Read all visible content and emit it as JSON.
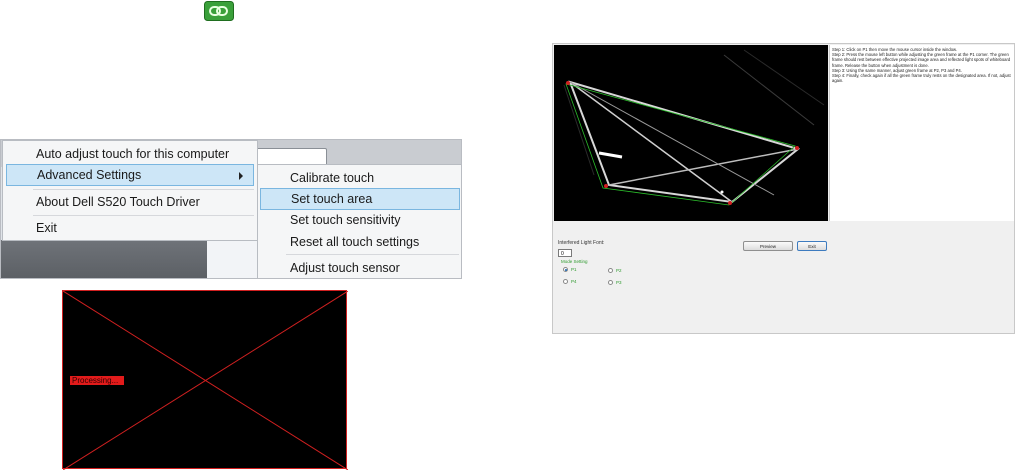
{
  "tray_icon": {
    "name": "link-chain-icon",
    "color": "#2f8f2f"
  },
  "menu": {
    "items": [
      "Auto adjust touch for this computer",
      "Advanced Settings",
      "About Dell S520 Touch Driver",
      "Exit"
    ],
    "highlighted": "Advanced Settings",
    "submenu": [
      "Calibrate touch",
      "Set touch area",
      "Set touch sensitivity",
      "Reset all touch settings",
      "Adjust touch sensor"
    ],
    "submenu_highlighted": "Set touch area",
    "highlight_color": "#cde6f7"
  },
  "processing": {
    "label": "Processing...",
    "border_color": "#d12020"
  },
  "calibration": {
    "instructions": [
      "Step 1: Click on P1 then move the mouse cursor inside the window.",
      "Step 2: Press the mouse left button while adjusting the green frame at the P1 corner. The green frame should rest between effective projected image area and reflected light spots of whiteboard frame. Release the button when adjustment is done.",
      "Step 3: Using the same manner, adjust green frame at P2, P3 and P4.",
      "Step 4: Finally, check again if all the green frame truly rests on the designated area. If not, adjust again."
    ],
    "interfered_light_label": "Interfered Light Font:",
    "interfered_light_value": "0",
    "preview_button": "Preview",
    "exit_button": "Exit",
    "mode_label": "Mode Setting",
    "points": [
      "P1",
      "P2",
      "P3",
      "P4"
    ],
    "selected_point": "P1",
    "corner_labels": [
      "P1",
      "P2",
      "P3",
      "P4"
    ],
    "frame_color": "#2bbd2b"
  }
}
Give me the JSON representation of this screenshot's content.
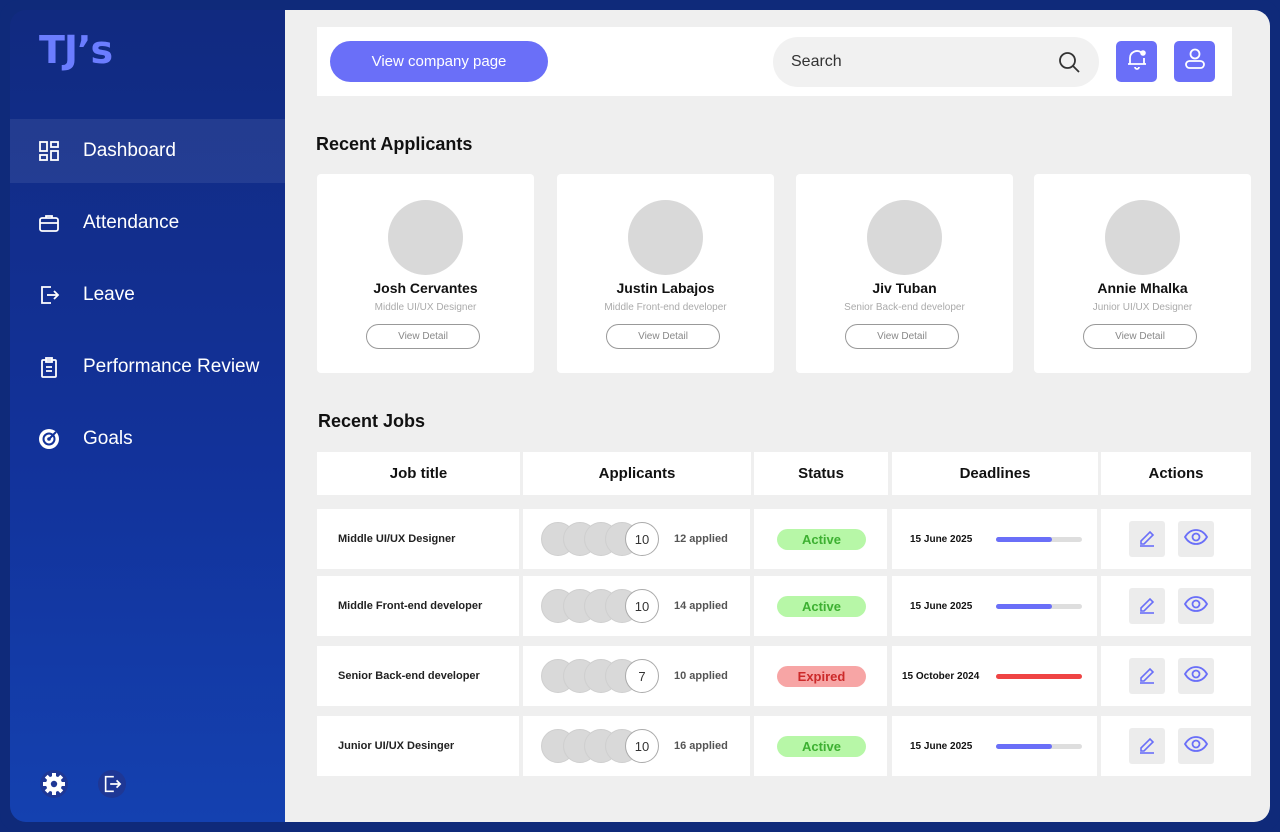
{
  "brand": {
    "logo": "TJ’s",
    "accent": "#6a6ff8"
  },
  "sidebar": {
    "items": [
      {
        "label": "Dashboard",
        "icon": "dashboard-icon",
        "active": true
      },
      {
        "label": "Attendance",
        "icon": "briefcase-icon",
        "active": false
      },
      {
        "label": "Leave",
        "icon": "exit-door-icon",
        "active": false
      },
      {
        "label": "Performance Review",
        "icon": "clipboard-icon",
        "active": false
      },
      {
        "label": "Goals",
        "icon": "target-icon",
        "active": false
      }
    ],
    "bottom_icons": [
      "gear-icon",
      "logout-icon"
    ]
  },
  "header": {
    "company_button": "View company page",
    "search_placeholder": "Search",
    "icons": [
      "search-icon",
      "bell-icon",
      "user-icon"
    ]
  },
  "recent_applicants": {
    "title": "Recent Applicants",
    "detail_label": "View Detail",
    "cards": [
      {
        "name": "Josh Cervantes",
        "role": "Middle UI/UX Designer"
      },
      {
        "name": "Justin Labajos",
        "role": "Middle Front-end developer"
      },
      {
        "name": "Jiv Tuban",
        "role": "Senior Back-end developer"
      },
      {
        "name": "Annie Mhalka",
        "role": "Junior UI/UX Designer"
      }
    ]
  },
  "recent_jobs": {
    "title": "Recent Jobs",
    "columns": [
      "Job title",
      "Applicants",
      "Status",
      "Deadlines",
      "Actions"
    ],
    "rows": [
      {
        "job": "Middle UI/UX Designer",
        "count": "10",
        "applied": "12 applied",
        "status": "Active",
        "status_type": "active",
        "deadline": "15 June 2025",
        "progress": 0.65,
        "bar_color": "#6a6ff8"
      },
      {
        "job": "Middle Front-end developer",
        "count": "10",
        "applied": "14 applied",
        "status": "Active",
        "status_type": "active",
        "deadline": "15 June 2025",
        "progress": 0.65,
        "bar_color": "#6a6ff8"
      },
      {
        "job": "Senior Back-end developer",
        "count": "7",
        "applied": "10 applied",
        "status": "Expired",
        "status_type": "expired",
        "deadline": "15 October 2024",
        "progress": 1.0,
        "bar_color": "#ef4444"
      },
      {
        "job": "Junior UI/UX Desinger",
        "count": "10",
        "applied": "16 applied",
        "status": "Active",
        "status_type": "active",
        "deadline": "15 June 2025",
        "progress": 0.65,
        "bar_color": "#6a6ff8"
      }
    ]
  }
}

-- INSTRUCTIONS TO FOLLOW --
Copy the listing over exactly, skipping the pictures it holds.

-- RESULT --
Read all visible content and emit it as JSON.
{
  "tray_icon": {
    "name": "link-chain-icon",
    "color": "#2f8f2f"
  },
  "menu": {
    "items": [
      "Auto adjust touch for this computer",
      "Advanced Settings",
      "About Dell S520 Touch Driver",
      "Exit"
    ],
    "highlighted": "Advanced Settings",
    "submenu": [
      "Calibrate touch",
      "Set touch area",
      "Set touch sensitivity",
      "Reset all touch settings",
      "Adjust touch sensor"
    ],
    "submenu_highlighted": "Set touch area",
    "highlight_color": "#cde6f7"
  },
  "processing": {
    "label": "Processing...",
    "border_color": "#d12020"
  },
  "calibration": {
    "instructions": [
      "Step 1: Click on P1 then move the mouse cursor inside the window.",
      "Step 2: Press the mouse left button while adjusting the green frame at the P1 corner. The green frame should rest between effective projected image area and reflected light spots of whiteboard frame. Release the button when adjustment is done.",
      "Step 3: Using the same manner, adjust green frame at P2, P3 and P4.",
      "Step 4: Finally, check again if all the green frame truly rests on the designated area. If not, adjust again."
    ],
    "interfered_light_label": "Interfered Light Font:",
    "interfered_light_value": "0",
    "preview_button": "Preview",
    "exit_button": "Exit",
    "mode_label": "Mode Setting",
    "points": [
      "P1",
      "P2",
      "P3",
      "P4"
    ],
    "selected_point": "P1",
    "corner_labels": [
      "P1",
      "P2",
      "P3",
      "P4"
    ],
    "frame_color": "#2bbd2b"
  }
}
Give me the JSON representation of this screenshot's content.
{
  "brand": {
    "logo": "TJ’s",
    "accent": "#6a6ff8"
  },
  "sidebar": {
    "items": [
      {
        "label": "Dashboard",
        "icon": "dashboard-icon",
        "active": true
      },
      {
        "label": "Attendance",
        "icon": "briefcase-icon",
        "active": false
      },
      {
        "label": "Leave",
        "icon": "exit-door-icon",
        "active": false
      },
      {
        "label": "Performance Review",
        "icon": "clipboard-icon",
        "active": false
      },
      {
        "label": "Goals",
        "icon": "target-icon",
        "active": false
      }
    ],
    "bottom_icons": [
      "gear-icon",
      "logout-icon"
    ]
  },
  "header": {
    "company_button": "View company page",
    "search_placeholder": "Search",
    "icons": [
      "search-icon",
      "bell-icon",
      "user-icon"
    ]
  },
  "recent_applicants": {
    "title": "Recent Applicants",
    "detail_label": "View Detail",
    "cards": [
      {
        "name": "Josh Cervantes",
        "role": "Middle UI/UX Designer"
      },
      {
        "name": "Justin Labajos",
        "role": "Middle Front-end developer"
      },
      {
        "name": "Jiv Tuban",
        "role": "Senior Back-end developer"
      },
      {
        "name": "Annie Mhalka",
        "role": "Junior UI/UX Designer"
      }
    ]
  },
  "recent_jobs": {
    "title": "Recent Jobs",
    "columns": [
      "Job title",
      "Applicants",
      "Status",
      "Deadlines",
      "Actions"
    ],
    "rows": [
      {
        "job": "Middle UI/UX Designer",
        "count": "10",
        "applied": "12 applied",
        "status": "Active",
        "status_type": "active",
        "deadline": "15 June 2025",
        "progress": 0.65,
        "bar_color": "#6a6ff8"
      },
      {
        "job": "Middle Front-end developer",
        "count": "10",
        "applied": "14 applied",
        "status": "Active",
        "status_type": "active",
        "deadline": "15 June 2025",
        "progress": 0.65,
        "bar_color": "#6a6ff8"
      },
      {
        "job": "Senior Back-end developer",
        "count": "7",
        "applied": "10 applied",
        "status": "Expired",
        "status_type": "expired",
        "deadline": "15 October 2024",
        "progress": 1.0,
        "bar_color": "#ef4444"
      },
      {
        "job": "Junior UI/UX Desinger",
        "count": "10",
        "applied": "16 applied",
        "status": "Active",
        "status_type": "active",
        "deadline": "15 June 2025",
        "progress": 0.65,
        "bar_color": "#6a6ff8"
      }
    ]
  }
}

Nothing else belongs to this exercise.